Leave out the pictures and copy everything else below exactly.

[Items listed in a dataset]
——————

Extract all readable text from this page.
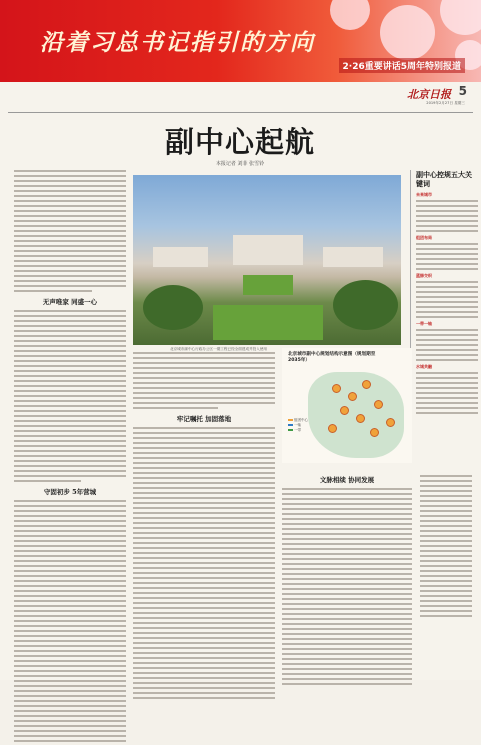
沿着习总书记指引的方向
2·26重要讲话5周年特别报道
北京日报 5
2019年2月27日 星期三
副中心起航
本报记者 刘菲 张雪铃
北京城市副中心行政办公区一期工程已经全面建成并投入使用
无声唯家 同盛一心
守固初步 5年营城
副中心控规五大关键词
未来城市
组团布局
蓝绿交织
一带一轴
水城共融
牢记嘱托 加固落地
北京城市副中心规划结构示意图（规划期至2035年）
组团中心
一轴
一带
文脉相续 协同发展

——————

Right answer:
Extract all readable text from this page.
沿着习总书记指引的方向
2·26重要讲话5周年特别报道
北京日报 5
2019年2月27日 星期三
副中心起航
本报记者 刘菲 张雪铃
北京城市副中心行政办公区一期工程已经全面建成并投入使用
无声唯家 同盛一心
守固初步 5年营城
副中心控规五大关键词
未来城市
组团布局
蓝绿交织
一带一轴
水城共融
牢记嘱托 加固落地
北京城市副中心规划结构示意图（规划期至2035年）
组团中心
一轴
一带
文脉相续 协同发展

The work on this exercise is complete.